EXTRAIT À LIRE
--*--
Le mardi 24 décembre 2013, par Laurent Sapir

Il y a cinq ans, le festival Usadba Jazz de Moscou accueillait Yusef Lateef et les frères Belmondo. Nous y étions avec Sébastien Vidal, pour TSFJAZZ. Le privilège nous fut alors donné d'approcher l'un des derniers géants de la note bleue. A la triste heure où Yusef Lateef a rejoint John Coltrane, "Brother John" comme il disait, au panthéon des Dieux du Jazz, voici ce qui avait été bloggé à l'époque:

Il y a les musiciens exclamatifs, et puis il y a Yusef Lateef. Les exclamatifs, c’est par exemple le bassiste des toujours très festifs New Brand Heavies, dont l’acid-jazz façon eighties s’est un peu dilué dans une soupe pop qui n’arrache pas autant le gosier que le bortch local. Soudain, entre deux morceaux, Andrew Levy (c’est son nom, au bassiste…) balance un « I love my job ! » qui nous laisse un peu pantois

Ce n’est pas trop le genre de Yusef Lateef, ce vocabulaire… Ça l’aurait bien fait rire en tout cas lui qui, la veille, a fait assaut de silence, de méditation et de retenue, toute une journée durant, avant de ponctuer le magnifique concert qu’il a donné avec les frères Belmondo par un gospel suprême, tendre et hurlant à la fois. Je ne l’avais jamais entendu chanter, et deux jours après j’en ai encore des frissons.
--*--
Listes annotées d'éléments
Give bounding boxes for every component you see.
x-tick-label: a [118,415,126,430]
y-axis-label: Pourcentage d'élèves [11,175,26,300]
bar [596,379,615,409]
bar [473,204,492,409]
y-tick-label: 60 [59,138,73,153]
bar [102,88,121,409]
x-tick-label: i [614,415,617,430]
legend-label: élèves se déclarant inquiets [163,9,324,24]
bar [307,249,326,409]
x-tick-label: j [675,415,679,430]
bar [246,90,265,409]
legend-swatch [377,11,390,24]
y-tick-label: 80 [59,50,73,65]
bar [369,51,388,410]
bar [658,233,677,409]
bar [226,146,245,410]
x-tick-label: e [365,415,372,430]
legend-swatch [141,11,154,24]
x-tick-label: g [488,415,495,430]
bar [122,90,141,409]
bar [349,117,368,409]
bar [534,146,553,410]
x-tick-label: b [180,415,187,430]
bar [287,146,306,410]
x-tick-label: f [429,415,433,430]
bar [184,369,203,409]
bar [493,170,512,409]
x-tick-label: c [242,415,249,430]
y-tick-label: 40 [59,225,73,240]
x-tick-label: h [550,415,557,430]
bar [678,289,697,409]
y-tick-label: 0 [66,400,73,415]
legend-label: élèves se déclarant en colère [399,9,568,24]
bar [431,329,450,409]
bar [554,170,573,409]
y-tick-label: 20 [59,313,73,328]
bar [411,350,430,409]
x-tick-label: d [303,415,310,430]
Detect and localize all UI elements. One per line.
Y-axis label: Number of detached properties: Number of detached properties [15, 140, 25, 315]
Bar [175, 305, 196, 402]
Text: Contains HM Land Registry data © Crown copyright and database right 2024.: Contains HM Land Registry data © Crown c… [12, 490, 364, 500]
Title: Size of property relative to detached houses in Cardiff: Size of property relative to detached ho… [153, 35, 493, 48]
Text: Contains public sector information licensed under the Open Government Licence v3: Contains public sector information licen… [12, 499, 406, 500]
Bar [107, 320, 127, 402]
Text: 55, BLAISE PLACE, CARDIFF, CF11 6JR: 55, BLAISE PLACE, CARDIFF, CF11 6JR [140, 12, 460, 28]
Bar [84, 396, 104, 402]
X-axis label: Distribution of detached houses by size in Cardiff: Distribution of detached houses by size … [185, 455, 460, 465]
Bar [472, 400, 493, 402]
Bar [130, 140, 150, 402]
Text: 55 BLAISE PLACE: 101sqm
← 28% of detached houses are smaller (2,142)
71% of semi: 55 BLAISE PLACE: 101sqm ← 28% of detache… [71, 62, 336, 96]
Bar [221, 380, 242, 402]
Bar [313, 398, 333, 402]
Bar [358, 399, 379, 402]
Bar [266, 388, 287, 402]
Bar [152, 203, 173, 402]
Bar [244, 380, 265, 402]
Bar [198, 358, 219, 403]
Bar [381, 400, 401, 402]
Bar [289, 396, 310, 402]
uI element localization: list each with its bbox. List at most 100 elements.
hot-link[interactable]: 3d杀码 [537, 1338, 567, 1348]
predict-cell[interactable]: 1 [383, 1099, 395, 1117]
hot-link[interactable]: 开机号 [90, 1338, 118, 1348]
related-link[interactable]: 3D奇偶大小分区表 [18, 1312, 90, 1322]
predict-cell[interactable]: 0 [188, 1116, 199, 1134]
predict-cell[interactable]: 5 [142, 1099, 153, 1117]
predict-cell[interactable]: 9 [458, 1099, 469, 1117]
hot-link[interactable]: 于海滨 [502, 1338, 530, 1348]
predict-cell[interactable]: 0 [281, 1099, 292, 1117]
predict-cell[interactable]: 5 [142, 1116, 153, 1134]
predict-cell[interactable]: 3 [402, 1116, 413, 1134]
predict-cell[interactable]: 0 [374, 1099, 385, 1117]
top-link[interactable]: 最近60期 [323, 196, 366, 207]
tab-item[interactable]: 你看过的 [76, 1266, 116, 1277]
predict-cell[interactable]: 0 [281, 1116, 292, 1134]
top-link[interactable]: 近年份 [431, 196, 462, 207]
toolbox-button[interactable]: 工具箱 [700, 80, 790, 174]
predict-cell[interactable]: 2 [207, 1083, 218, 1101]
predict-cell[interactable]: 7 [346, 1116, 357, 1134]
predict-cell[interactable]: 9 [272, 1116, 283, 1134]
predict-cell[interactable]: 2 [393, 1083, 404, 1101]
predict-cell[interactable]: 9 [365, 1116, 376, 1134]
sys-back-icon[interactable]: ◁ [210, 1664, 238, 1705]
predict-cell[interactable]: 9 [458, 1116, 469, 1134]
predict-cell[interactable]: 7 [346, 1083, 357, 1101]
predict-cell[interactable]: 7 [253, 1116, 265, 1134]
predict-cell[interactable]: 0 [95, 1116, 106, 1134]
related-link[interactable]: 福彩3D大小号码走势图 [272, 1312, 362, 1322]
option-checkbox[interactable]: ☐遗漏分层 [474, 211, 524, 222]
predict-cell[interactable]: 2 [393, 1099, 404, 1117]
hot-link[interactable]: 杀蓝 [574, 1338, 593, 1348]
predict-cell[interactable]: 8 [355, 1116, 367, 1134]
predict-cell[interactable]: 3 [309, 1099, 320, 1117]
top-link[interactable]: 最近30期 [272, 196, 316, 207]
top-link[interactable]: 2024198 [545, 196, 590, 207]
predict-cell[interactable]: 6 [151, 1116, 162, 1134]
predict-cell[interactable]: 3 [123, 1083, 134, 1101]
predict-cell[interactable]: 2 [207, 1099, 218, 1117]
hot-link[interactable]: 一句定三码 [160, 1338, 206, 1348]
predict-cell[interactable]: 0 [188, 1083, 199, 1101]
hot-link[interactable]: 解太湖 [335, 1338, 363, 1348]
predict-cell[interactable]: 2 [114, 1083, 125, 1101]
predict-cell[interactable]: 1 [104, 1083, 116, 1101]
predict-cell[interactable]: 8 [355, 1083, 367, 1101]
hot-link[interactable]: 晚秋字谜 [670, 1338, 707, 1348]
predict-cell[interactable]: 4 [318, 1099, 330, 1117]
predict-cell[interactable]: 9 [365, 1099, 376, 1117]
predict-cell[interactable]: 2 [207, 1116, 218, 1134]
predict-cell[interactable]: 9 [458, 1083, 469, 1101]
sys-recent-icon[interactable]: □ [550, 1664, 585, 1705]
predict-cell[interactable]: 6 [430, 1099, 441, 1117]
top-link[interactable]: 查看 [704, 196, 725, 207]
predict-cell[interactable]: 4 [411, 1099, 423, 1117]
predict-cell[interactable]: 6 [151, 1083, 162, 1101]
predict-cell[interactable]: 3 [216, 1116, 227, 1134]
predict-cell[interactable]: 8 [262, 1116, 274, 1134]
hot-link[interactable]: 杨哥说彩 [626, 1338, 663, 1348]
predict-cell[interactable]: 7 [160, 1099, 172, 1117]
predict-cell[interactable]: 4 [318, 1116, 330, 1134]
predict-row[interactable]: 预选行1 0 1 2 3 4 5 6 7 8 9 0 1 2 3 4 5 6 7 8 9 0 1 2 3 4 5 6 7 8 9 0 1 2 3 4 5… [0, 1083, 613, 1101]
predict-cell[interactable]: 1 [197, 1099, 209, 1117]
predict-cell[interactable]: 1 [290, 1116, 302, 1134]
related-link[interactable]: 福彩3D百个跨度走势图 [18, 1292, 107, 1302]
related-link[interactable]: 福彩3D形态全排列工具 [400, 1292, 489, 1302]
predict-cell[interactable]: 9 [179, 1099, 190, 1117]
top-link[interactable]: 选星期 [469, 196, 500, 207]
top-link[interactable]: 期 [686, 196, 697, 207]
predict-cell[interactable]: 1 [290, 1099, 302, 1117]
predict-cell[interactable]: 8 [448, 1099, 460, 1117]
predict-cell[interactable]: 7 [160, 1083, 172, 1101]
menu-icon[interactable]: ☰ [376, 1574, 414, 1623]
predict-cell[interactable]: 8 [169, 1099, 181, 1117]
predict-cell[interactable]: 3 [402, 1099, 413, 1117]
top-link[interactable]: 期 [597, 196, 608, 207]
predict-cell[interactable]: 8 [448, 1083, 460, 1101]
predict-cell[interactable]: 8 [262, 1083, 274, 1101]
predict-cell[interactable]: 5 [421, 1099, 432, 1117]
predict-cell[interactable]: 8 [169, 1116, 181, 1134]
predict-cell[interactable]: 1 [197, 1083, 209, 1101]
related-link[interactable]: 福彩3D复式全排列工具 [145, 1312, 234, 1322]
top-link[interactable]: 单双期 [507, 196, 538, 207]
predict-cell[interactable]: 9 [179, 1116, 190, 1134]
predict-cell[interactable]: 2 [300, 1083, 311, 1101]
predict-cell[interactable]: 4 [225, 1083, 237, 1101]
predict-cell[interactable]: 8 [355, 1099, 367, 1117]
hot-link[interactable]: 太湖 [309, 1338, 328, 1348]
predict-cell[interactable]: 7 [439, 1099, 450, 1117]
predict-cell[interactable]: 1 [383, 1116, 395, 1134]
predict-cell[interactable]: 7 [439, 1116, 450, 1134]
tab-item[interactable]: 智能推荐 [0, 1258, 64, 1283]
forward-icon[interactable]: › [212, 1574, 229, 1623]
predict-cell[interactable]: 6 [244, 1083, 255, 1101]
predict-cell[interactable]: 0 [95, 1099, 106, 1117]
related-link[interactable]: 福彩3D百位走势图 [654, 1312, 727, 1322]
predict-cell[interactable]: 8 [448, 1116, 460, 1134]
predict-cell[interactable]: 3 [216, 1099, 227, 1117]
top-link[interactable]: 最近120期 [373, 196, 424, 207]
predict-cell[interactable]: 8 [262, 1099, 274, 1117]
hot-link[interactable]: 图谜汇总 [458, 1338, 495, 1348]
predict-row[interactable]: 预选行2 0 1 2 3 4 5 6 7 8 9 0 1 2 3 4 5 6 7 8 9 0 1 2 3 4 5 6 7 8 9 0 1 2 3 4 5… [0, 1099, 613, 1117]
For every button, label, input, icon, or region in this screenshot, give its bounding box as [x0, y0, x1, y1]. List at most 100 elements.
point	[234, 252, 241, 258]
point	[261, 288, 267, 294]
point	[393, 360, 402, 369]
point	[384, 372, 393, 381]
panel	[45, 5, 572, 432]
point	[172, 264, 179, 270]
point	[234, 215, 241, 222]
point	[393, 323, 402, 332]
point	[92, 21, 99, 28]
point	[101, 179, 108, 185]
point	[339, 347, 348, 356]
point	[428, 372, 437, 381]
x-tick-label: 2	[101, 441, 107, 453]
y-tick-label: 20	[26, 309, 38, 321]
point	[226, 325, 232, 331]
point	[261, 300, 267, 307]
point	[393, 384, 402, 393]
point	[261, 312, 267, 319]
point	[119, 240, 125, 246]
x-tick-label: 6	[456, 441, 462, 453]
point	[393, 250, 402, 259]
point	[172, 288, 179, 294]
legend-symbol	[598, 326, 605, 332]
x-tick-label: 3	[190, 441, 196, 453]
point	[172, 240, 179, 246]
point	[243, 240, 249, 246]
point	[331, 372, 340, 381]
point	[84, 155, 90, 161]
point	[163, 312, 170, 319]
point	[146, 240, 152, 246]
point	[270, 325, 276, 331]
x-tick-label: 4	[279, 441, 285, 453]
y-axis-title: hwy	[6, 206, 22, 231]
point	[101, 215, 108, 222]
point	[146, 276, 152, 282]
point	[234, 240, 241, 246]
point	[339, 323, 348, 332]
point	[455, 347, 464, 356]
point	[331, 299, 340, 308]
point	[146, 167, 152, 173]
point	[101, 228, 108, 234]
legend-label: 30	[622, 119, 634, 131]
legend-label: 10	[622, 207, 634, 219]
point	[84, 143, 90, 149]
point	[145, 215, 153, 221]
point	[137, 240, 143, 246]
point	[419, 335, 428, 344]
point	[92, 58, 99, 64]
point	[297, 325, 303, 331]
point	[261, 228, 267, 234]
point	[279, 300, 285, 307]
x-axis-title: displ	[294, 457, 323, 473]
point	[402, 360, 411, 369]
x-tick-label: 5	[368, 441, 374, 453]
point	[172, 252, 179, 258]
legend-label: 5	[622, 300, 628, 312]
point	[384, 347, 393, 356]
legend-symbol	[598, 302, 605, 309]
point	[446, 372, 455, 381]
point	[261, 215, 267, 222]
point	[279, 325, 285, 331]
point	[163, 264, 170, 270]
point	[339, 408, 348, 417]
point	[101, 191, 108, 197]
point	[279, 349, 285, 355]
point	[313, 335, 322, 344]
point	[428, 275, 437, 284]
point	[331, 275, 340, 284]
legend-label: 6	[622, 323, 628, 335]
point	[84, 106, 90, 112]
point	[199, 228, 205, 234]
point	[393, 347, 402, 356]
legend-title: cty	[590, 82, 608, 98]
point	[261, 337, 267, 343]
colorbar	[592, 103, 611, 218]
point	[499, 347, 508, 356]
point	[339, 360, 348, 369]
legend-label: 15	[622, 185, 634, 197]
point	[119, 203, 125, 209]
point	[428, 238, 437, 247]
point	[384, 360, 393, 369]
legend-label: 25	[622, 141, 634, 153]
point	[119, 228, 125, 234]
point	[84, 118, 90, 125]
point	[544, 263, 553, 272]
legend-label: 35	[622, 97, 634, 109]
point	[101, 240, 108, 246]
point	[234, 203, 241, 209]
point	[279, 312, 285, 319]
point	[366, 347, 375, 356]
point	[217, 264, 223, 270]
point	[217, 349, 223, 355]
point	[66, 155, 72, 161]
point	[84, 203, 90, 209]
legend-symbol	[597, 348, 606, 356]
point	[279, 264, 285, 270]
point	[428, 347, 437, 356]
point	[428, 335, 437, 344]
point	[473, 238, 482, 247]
--*--
CONSIGNE ÉCRITE 1
Condensez le paragraphe du texte sur Yusef Lateef qui débute par « Il y a cinq ans » en conservant ses faits essentiels.
CONSIGNE ÉCRITE 2
Modifiez le passage du texte sur Yusef Lateef qui commence par « Ce n’est pas » et se poursuit jusqu'à « encore des frissons. » en y remplaçant « concert » par « récital ».
Les enregistrements n'interviennent nullement dans ce travail.

RÉSULTAT ATTENDU 1
Il y a cinq ans, le festival Usadba Jazz de Moscou recevait Yusef Lateef et les frères Belmondo ; nous y étions avec Sébastien Vidal pour TSFJAZZ et avons pu approcher l'un des derniers géants du jazz. Yusef Lateef ayant rejoint au panthéon du jazz John Coltrane, qu'il appelait « Brother John », voici le billet publié à l'époque.

RÉSULTAT ATTENDU 2
Ce n’est pas trop le genre de Yusef Lateef, ce vocabulaire… Ça l’aurait bien fait rire en tout cas lui qui, la veille, a fait assaut de silence, de méditation et de retenue, toute une journée durant, avant de ponctuer le magnifique récital qu’il a donné avec les frères Belmondo par un gospel suprême, tendre et hurlant à la fois. Je ne l’avais jamais entendu chanter, et deux jours après j’en ai encore des frissons.